[RECORDS FOR THIS TASK]:
┌────────
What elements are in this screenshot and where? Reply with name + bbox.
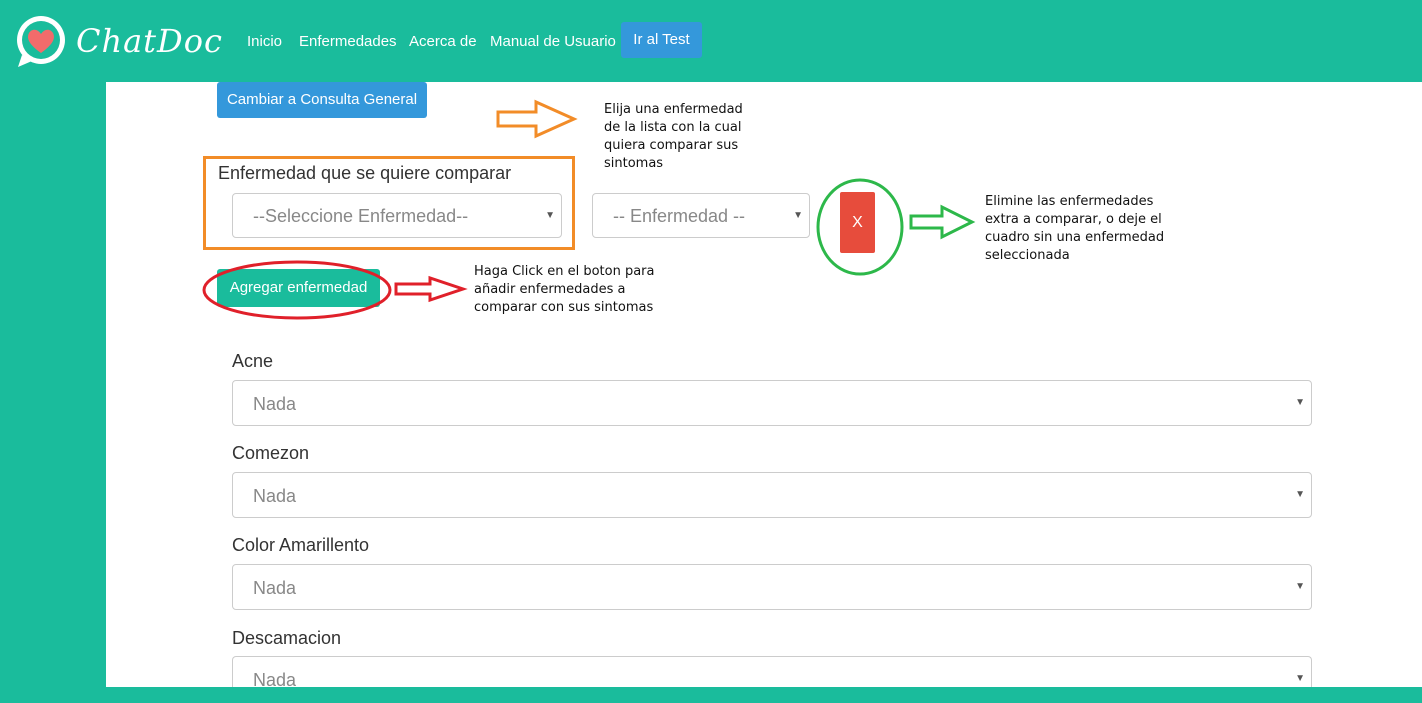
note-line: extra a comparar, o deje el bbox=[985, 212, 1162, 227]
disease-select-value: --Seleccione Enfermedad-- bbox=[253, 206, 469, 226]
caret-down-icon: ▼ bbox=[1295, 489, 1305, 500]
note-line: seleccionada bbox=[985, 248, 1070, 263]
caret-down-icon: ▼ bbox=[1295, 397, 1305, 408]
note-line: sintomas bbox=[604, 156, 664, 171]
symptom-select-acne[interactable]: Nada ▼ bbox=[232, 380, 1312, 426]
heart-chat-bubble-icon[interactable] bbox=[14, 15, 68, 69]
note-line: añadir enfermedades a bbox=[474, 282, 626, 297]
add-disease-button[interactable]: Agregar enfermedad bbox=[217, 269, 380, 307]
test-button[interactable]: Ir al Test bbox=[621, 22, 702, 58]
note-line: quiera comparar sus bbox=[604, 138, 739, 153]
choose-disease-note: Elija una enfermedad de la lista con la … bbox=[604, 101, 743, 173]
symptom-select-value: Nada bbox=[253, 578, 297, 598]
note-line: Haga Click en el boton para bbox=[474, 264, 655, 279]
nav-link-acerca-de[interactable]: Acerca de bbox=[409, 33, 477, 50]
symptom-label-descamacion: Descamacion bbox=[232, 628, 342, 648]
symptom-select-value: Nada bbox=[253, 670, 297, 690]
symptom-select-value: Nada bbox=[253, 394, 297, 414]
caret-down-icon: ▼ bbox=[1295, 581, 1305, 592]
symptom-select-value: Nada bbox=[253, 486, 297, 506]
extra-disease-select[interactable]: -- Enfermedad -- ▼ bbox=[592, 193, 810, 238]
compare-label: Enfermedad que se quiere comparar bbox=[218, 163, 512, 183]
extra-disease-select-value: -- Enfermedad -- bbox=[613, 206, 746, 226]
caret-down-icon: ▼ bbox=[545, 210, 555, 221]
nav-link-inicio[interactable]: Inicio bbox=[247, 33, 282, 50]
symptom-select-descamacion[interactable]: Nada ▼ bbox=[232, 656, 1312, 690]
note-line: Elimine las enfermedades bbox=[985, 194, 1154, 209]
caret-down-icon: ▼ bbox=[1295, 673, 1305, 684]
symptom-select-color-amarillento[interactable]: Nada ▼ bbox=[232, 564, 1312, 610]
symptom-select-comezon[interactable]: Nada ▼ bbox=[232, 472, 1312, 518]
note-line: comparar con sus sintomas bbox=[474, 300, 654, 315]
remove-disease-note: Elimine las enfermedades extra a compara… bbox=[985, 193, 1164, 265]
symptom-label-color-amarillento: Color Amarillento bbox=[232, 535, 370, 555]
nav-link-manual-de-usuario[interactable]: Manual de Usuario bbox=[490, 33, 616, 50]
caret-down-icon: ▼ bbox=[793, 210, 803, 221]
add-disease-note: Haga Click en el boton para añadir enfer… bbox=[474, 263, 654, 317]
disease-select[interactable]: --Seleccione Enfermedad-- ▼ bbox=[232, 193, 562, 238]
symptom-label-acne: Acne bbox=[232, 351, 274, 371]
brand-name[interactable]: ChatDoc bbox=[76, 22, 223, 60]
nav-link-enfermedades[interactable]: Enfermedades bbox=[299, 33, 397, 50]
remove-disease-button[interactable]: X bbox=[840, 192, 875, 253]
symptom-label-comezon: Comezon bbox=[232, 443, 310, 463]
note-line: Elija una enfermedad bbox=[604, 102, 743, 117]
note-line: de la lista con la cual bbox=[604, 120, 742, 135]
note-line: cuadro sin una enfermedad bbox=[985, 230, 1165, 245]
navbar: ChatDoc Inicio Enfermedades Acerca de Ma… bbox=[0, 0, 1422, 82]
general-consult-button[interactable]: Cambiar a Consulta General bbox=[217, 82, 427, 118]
└────────
┌────────
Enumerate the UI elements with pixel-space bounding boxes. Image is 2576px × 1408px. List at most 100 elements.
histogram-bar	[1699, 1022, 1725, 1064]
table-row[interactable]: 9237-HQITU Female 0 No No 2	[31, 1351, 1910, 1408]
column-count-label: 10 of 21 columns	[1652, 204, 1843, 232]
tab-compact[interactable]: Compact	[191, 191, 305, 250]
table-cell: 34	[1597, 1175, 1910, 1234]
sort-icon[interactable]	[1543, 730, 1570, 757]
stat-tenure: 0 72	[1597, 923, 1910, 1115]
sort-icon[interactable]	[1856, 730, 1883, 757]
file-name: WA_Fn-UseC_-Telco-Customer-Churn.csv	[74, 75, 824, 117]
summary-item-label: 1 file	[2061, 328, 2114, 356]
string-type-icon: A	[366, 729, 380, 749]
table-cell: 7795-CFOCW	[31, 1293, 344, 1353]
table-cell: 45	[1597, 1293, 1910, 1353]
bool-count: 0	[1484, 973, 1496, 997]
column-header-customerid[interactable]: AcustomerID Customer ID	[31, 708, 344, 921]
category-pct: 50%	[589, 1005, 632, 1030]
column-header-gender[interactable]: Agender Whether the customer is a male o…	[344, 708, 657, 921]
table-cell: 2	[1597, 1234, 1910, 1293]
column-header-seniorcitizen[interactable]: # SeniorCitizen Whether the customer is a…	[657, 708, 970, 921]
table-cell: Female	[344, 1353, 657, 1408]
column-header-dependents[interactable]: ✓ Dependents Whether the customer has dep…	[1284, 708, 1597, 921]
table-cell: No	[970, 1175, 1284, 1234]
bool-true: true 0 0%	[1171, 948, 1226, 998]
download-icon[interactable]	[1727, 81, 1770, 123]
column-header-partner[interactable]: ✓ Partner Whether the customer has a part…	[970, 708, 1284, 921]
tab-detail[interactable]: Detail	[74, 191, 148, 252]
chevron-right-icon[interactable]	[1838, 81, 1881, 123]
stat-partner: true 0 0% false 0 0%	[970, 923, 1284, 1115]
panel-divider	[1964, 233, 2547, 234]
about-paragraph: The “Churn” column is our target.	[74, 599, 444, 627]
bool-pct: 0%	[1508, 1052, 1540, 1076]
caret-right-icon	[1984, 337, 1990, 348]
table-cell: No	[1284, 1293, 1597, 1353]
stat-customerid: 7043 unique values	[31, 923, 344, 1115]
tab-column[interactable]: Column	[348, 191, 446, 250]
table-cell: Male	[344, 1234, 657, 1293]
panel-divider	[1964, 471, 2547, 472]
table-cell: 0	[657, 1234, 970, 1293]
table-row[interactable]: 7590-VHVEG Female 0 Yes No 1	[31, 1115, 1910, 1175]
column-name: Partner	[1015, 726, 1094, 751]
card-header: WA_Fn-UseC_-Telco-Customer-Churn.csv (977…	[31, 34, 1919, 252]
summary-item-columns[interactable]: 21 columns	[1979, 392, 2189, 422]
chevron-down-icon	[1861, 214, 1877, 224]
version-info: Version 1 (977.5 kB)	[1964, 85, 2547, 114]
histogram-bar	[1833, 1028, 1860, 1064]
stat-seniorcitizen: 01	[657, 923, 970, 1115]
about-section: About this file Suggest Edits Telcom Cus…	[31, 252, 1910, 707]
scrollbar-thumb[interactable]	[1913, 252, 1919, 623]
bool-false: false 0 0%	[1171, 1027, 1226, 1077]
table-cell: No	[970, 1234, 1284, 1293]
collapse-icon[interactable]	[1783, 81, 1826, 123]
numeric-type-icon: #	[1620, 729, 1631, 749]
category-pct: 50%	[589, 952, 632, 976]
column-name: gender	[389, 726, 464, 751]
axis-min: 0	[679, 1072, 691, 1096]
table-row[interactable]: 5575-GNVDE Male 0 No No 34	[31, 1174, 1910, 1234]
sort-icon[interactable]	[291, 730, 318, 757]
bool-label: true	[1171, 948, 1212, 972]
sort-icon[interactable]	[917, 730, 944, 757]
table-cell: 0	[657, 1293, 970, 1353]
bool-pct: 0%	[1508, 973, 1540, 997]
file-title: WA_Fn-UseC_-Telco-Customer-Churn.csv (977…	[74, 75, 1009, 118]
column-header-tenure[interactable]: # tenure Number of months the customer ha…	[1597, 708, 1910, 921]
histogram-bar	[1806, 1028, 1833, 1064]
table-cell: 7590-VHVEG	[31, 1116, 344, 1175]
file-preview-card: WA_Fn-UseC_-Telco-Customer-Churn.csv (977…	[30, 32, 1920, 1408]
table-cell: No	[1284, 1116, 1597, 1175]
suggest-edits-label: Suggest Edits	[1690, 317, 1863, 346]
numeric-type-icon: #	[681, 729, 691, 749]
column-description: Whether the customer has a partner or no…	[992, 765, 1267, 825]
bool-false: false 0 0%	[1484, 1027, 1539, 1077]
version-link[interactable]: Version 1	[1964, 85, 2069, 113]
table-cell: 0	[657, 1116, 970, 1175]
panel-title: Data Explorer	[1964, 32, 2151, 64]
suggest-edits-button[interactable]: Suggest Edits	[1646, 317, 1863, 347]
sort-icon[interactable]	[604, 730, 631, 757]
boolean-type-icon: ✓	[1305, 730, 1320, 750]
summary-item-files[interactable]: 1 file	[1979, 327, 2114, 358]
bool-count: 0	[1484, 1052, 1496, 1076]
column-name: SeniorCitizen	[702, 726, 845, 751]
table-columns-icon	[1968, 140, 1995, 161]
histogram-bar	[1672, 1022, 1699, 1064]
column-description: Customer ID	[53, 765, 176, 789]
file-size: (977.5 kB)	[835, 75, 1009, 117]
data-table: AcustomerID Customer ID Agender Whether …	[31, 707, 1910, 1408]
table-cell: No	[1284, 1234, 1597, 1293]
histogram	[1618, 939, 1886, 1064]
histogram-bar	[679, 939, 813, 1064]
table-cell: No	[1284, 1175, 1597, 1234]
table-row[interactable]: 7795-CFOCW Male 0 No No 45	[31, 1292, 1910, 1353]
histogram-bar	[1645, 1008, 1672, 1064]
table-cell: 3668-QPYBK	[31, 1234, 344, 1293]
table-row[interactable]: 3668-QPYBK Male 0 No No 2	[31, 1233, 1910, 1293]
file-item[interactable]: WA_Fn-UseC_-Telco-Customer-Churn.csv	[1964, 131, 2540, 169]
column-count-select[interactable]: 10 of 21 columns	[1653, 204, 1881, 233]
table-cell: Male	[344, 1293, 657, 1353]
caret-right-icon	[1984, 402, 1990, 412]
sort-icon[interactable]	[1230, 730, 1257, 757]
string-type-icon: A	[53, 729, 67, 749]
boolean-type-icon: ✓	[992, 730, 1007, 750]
└────────
[PROMPT]: Copy out the lines in the entries above word for word, starting at the line containing "Enumerate the UI" and ending at the line containing "column-count-label: 10 of", with both of those lines included.

[PROBLEM SOLUTION]:
Enumerate the UI elements with pixel-space bounding boxes. Image is 2576px × 1408px. List at most 100 elements.
histogram-bar	[1699, 1022, 1725, 1064]
table-row[interactable]: 9237-HQITU Female 0 No No 2	[31, 1351, 1910, 1408]
column-count-label: 10 of 21 columns	[1652, 204, 1843, 232]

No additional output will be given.